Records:
************
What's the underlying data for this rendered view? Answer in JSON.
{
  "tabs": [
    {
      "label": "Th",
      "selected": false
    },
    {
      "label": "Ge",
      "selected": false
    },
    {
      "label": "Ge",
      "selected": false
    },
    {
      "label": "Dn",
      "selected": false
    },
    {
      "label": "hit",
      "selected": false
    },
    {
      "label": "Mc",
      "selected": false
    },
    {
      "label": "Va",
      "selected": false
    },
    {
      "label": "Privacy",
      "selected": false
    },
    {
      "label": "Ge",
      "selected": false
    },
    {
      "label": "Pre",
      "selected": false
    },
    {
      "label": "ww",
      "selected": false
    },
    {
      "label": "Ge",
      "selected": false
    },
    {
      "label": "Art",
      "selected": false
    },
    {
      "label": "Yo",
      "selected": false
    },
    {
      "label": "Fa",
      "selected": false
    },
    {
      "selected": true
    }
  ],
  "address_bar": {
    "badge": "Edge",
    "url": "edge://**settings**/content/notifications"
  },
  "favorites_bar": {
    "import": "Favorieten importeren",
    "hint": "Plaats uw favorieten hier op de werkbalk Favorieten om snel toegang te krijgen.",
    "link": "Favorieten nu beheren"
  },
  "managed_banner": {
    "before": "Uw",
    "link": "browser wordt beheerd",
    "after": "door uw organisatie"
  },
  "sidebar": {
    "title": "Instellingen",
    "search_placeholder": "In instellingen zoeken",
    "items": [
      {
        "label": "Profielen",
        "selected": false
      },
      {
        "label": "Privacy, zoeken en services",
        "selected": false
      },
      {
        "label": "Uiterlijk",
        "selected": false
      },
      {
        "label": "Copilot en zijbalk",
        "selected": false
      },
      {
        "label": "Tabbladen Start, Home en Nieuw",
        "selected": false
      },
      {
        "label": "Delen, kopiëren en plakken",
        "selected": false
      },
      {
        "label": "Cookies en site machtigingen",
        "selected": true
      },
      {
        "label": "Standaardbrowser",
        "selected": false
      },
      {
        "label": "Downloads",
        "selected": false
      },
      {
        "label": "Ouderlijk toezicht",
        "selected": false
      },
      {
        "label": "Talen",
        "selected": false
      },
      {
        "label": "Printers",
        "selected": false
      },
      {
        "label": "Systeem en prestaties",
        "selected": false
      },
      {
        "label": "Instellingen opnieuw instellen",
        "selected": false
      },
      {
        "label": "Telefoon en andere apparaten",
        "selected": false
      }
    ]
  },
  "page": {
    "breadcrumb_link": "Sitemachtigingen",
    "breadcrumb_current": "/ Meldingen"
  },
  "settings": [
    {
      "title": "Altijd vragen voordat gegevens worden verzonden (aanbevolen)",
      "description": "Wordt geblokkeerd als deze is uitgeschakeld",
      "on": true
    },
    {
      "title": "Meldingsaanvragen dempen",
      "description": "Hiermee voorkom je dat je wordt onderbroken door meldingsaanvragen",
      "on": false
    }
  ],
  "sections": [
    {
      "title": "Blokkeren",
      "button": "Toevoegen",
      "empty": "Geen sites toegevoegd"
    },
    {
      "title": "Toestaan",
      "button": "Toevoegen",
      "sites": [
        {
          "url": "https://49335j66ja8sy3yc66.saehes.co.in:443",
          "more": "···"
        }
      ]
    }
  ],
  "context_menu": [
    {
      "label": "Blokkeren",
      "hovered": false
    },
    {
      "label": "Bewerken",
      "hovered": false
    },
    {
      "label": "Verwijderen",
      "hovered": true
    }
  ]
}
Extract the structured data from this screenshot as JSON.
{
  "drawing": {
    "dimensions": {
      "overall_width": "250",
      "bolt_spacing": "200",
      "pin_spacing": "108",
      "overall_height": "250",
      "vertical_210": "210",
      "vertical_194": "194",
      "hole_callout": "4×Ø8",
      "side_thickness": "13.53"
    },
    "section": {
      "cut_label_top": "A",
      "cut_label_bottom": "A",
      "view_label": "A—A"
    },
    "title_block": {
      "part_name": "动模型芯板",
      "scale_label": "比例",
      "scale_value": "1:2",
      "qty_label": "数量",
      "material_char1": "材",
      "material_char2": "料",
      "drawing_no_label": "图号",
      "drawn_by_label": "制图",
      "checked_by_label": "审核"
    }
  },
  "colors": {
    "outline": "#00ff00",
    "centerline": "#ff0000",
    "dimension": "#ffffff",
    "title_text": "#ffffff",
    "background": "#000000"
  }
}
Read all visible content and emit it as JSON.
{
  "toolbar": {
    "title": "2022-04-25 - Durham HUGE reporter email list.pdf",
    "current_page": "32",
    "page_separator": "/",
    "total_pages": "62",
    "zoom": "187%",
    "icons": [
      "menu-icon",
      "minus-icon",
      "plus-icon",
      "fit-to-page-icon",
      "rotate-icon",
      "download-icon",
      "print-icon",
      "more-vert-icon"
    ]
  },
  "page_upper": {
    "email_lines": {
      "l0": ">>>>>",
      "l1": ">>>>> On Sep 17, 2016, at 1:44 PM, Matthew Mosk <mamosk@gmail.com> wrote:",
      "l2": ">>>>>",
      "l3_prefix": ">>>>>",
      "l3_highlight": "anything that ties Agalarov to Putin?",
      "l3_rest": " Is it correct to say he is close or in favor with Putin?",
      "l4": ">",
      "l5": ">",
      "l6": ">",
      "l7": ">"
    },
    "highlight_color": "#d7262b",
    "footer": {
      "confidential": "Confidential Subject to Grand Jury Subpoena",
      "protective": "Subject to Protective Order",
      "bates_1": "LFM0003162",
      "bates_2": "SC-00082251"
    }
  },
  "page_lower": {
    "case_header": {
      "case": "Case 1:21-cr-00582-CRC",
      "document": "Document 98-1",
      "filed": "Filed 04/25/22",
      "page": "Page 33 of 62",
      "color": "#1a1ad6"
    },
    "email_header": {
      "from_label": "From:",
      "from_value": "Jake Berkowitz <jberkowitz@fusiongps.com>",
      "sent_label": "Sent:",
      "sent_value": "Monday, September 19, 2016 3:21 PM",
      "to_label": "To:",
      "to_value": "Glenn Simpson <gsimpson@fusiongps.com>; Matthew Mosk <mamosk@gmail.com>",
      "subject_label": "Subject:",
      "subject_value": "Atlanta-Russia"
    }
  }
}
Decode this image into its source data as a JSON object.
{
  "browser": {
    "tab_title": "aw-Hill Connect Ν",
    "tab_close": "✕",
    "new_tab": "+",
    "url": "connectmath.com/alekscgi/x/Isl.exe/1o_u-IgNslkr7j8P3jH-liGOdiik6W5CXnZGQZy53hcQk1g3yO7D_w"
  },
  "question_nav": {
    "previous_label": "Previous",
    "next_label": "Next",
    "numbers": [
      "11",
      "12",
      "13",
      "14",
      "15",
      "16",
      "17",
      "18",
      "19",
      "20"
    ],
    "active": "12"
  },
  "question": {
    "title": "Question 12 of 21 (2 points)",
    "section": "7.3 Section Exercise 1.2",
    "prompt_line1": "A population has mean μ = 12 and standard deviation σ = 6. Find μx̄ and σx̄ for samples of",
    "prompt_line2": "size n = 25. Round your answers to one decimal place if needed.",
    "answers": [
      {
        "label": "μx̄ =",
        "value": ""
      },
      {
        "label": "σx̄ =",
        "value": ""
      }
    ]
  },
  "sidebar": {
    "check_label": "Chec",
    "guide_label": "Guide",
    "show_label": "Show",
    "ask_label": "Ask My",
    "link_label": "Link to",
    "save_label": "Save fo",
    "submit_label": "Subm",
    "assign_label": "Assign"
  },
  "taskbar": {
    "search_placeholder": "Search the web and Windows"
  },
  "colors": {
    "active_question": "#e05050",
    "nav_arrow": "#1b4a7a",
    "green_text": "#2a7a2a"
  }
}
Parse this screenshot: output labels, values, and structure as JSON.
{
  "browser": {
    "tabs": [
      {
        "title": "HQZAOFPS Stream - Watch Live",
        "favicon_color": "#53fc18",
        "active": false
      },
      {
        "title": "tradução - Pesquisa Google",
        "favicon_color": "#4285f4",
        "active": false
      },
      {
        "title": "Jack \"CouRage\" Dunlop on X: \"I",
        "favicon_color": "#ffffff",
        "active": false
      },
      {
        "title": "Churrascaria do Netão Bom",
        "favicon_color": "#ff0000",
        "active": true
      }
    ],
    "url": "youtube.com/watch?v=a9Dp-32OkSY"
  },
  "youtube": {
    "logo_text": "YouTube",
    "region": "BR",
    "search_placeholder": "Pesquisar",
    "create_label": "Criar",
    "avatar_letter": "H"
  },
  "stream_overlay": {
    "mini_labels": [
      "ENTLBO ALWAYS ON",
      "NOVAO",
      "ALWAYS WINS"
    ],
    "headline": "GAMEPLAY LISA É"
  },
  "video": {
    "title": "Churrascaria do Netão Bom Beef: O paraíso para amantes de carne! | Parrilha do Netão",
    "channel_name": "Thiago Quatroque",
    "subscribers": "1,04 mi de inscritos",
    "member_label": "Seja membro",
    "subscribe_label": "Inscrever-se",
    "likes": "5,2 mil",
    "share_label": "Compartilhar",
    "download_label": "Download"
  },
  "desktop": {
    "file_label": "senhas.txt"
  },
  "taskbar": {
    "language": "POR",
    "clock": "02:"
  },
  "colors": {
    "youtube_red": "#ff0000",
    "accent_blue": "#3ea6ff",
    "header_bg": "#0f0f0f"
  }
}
************
### Required work:
Copy out every line from the material above in which the word "door" appears.

### Reply:
    "after": "door uw organisatie"
      "description": "Hiermee voorkom je dat je wordt onderbroken door meldingsaanvragen",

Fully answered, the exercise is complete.